> [SET EXERCISE] Show each line that has the string "CHILI" in it.

> [INPUT RECORDS]
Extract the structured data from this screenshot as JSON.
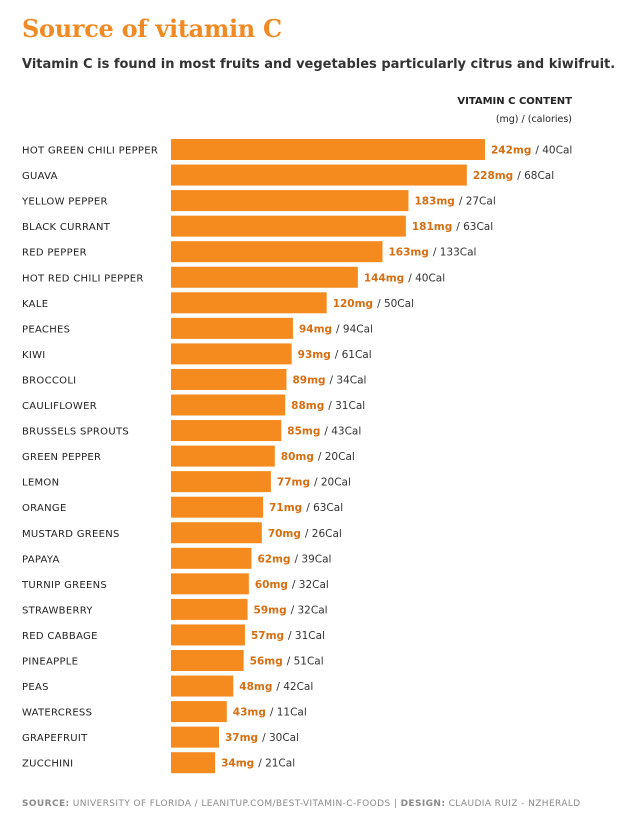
{
  "title": "Source of vitamin C",
  "subtitle": "Vitamin C is found in most fruits and vegetables particularly citrus and kiwifruit.",
  "column_header": {
    "line1": "VITAMIN C CONTENT",
    "line2": "(mg) / (calories)"
  },
  "footer": {
    "source_label": "SOURCE:",
    "source_text": "UNIVERSITY OF FLORIDA  /  LEANITUP.COM/BEST-VITAMIN-C-FOODS",
    "separator": "|",
    "design_label": "DESIGN:",
    "design_text": "CLAUDIA RUIZ - NZHERALD"
  },
  "colors": {
    "bar": "#f58a1f",
    "title": "#f08a24",
    "mg_value": "#d86e12"
  },
  "chart_data": {
    "type": "bar",
    "orientation": "horizontal",
    "categories": [
      "HOT GREEN CHILI PEPPER",
      "GUAVA",
      "YELLOW PEPPER",
      "BLACK CURRANT",
      "RED PEPPER",
      "HOT RED CHILI PEPPER",
      "KALE",
      "PEACHES",
      "KIWI",
      "BROCCOLI",
      "CAULIFLOWER",
      "BRUSSELS SPROUTS",
      "GREEN PEPPER",
      "LEMON",
      "ORANGE",
      "MUSTARD GREENS",
      "PAPAYA",
      "TURNIP GREENS",
      "STRAWBERRY",
      "RED CABBAGE",
      "PINEAPPLE",
      "PEAS",
      "WATERCRESS",
      "GRAPEFRUIT",
      "ZUCCHINI"
    ],
    "values": [
      242,
      228,
      183,
      181,
      163,
      144,
      120,
      94,
      93,
      89,
      88,
      85,
      80,
      77,
      71,
      70,
      62,
      60,
      59,
      57,
      56,
      48,
      43,
      37,
      34
    ],
    "mg_labels": [
      "242mg",
      "228mg",
      "183mg",
      "181mg",
      "163mg",
      "144mg",
      "120mg",
      "94mg",
      "93mg",
      "89mg",
      "88mg",
      "85mg",
      "80mg",
      "77mg",
      "71mg",
      "70mg",
      "62mg",
      "60mg",
      "59mg",
      "57mg",
      "56mg",
      "48mg",
      "43mg",
      "37mg",
      "34mg"
    ],
    "cal_labels": [
      "/ 40Cal",
      "/ 68Cal",
      "/ 27Cal",
      "/ 63Cal",
      "/ 133Cal",
      "/ 40Cal",
      "/ 50Cal",
      "/ 94Cal",
      "/ 61Cal",
      "/ 34Cal",
      "/ 31Cal",
      "/ 43Cal",
      "/ 20Cal",
      "/ 20Cal",
      "/ 63Cal",
      "/ 26Cal",
      "/ 39Cal",
      "/ 32Cal",
      "/ 32Cal",
      "/ 31Cal",
      "/ 51Cal",
      "/ 42Cal",
      "/ 11Cal",
      "/ 30Cal",
      "/ 21Cal"
    ],
    "xlim": [
      0,
      242
    ],
    "grid": false,
    "legend": "none"
  }
}
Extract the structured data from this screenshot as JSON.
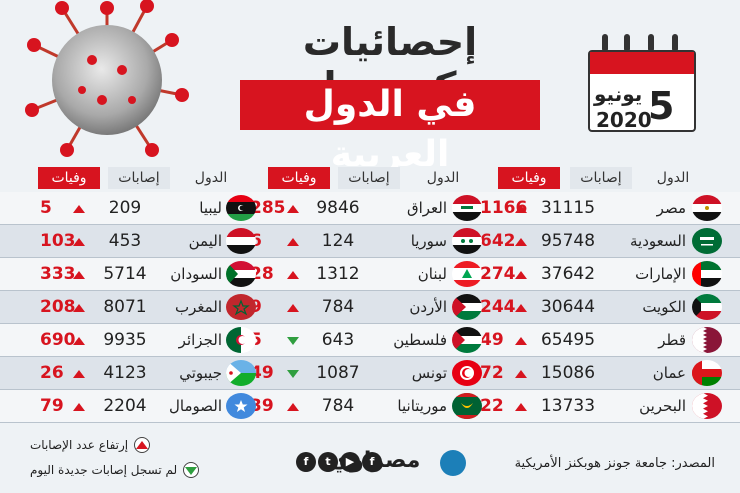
{
  "title": {
    "line1": "إحصائيات كـورونا",
    "line2": "في الدول العربية"
  },
  "calendar": {
    "day": "5",
    "month": "يونيو",
    "year": "2020"
  },
  "headers": {
    "country": "الدول",
    "cases": "إصابات",
    "deaths": "وفيات"
  },
  "columns": [
    {
      "rows": [
        {
          "country": "مصر",
          "cases": "31115",
          "deaths": "1166",
          "trend": "up",
          "flag": "egypt-flag-icon"
        },
        {
          "country": "السعودية",
          "cases": "95748",
          "deaths": "642",
          "trend": "up",
          "flag": "saudi-flag-icon"
        },
        {
          "country": "الإمارات",
          "cases": "37642",
          "deaths": "274",
          "trend": "up",
          "flag": "uae-flag-icon"
        },
        {
          "country": "الكويت",
          "cases": "30644",
          "deaths": "244",
          "trend": "up",
          "flag": "kuwait-flag-icon"
        },
        {
          "country": "قطر",
          "cases": "65495",
          "deaths": "49",
          "trend": "up",
          "flag": "qatar-flag-icon"
        },
        {
          "country": "عمان",
          "cases": "15086",
          "deaths": "72",
          "trend": "up",
          "flag": "oman-flag-icon"
        },
        {
          "country": "البحرين",
          "cases": "13733",
          "deaths": "22",
          "trend": "up",
          "flag": "bahrain-flag-icon"
        }
      ]
    },
    {
      "rows": [
        {
          "country": "العراق",
          "cases": "9846",
          "deaths": "285",
          "trend": "up",
          "flag": "iraq-flag-icon"
        },
        {
          "country": "سوريا",
          "cases": "124",
          "deaths": "6",
          "trend": "up",
          "flag": "syria-flag-icon"
        },
        {
          "country": "لبنان",
          "cases": "1312",
          "deaths": "28",
          "trend": "up",
          "flag": "lebanon-flag-icon"
        },
        {
          "country": "الأردن",
          "cases": "784",
          "deaths": "9",
          "trend": "up",
          "flag": "jordan-flag-icon"
        },
        {
          "country": "فلسطين",
          "cases": "643",
          "deaths": "5",
          "trend": "down",
          "flag": "palestine-flag-icon"
        },
        {
          "country": "تونس",
          "cases": "1087",
          "deaths": "49",
          "trend": "down",
          "flag": "tunisia-flag-icon"
        },
        {
          "country": "موريتانيا",
          "cases": "784",
          "deaths": "39",
          "trend": "up",
          "flag": "mauritania-flag-icon"
        }
      ]
    },
    {
      "rows": [
        {
          "country": "ليبيا",
          "cases": "209",
          "deaths": "5",
          "trend": "up",
          "flag": "libya-flag-icon"
        },
        {
          "country": "اليمن",
          "cases": "453",
          "deaths": "103",
          "trend": "up",
          "flag": "yemen-flag-icon"
        },
        {
          "country": "السودان",
          "cases": "5714",
          "deaths": "333",
          "trend": "up",
          "flag": "sudan-flag-icon"
        },
        {
          "country": "المغرب",
          "cases": "8071",
          "deaths": "208",
          "trend": "up",
          "flag": "morocco-flag-icon"
        },
        {
          "country": "الجزائر",
          "cases": "9935",
          "deaths": "690",
          "trend": "up",
          "flag": "algeria-flag-icon"
        },
        {
          "country": "جيبوتي",
          "cases": "4123",
          "deaths": "26",
          "trend": "up",
          "flag": "djibouti-flag-icon"
        },
        {
          "country": "الصومال",
          "cases": "2204",
          "deaths": "79",
          "trend": "up",
          "flag": "somalia-flag-icon"
        }
      ]
    }
  ],
  "legend": {
    "up": "إرتفاع عدد الإصابات",
    "down": "لم تسجل إصابات جديدة اليوم"
  },
  "source": "المصدر: جامعة جونز هوبكنز الأمريكية",
  "brand": "مصراوي",
  "social": [
    "f",
    "t",
    "▶",
    "f"
  ],
  "colors": {
    "accent": "#d7141f",
    "up": "#d7141f",
    "down": "#2f9e3f"
  }
}
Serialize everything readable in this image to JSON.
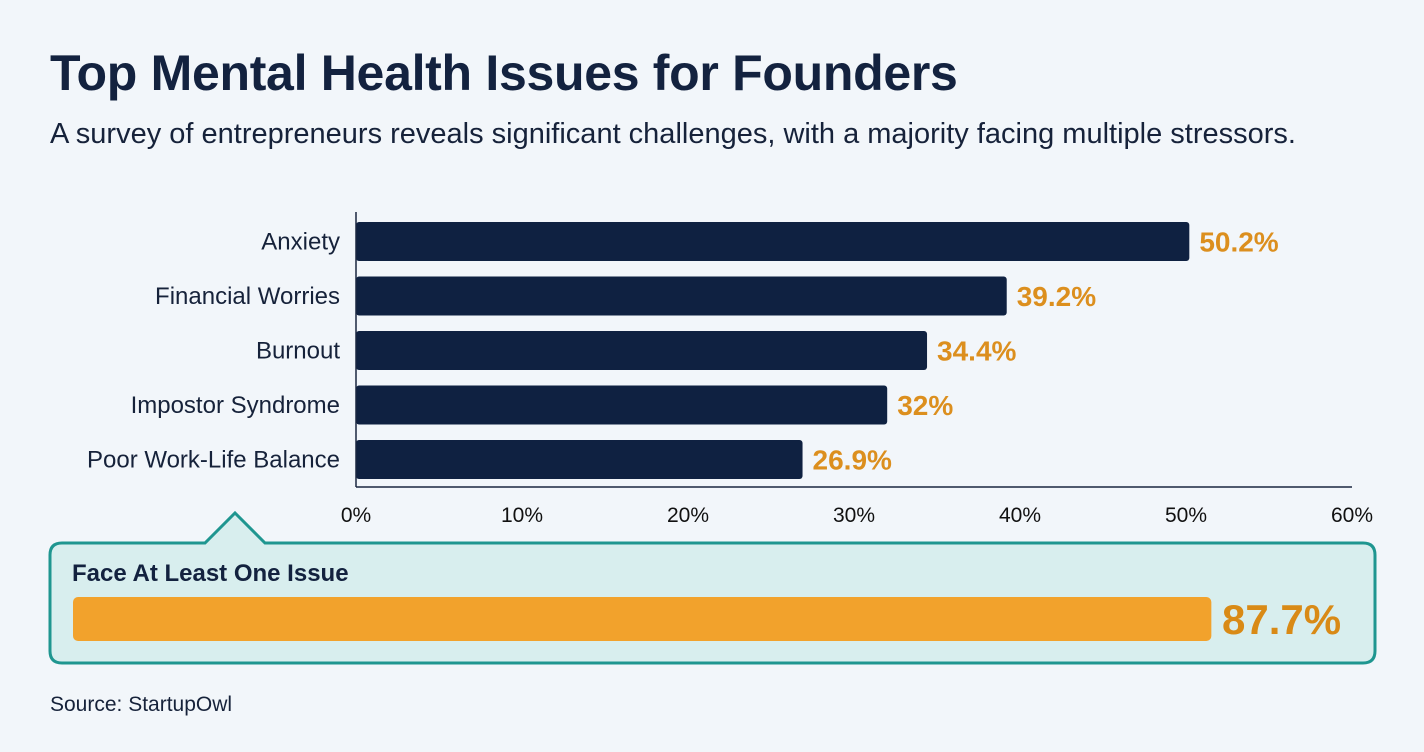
{
  "title": "Top Mental Health Issues for Founders",
  "subtitle": "A survey of entrepreneurs reveals significant challenges, with a majority facing multiple stressors.",
  "source": "Source: StartupOwl",
  "colors": {
    "bar": "#0f2141",
    "value_label": "#dc8f1e",
    "callout_border": "#1f9690",
    "callout_bg": "#d8eeee",
    "callout_bar": "#f2a22c",
    "background": "#f2f6fa"
  },
  "chart_data": {
    "type": "bar",
    "orientation": "horizontal",
    "categories": [
      "Anxiety",
      "Financial Worries",
      "Burnout",
      "Impostor Syndrome",
      "Poor Work-Life Balance"
    ],
    "values": [
      50.2,
      39.2,
      34.4,
      32,
      26.9
    ],
    "value_labels": [
      "50.2%",
      "39.2%",
      "34.4%",
      "32%",
      "26.9%"
    ],
    "xlim": [
      0,
      60
    ],
    "xticks": [
      0,
      10,
      20,
      30,
      40,
      50,
      60
    ],
    "xtick_labels": [
      "0%",
      "10%",
      "20%",
      "30%",
      "40%",
      "50%",
      "60%"
    ],
    "grid": false,
    "xlabel": "",
    "ylabel": ""
  },
  "callout": {
    "label": "Face At Least One Issue",
    "value": 87.7,
    "value_label": "87.7%"
  }
}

> [THE RESULT]
      "HOT GREEN CHILI PEPPER",
      "HOT RED CHILI PEPPER",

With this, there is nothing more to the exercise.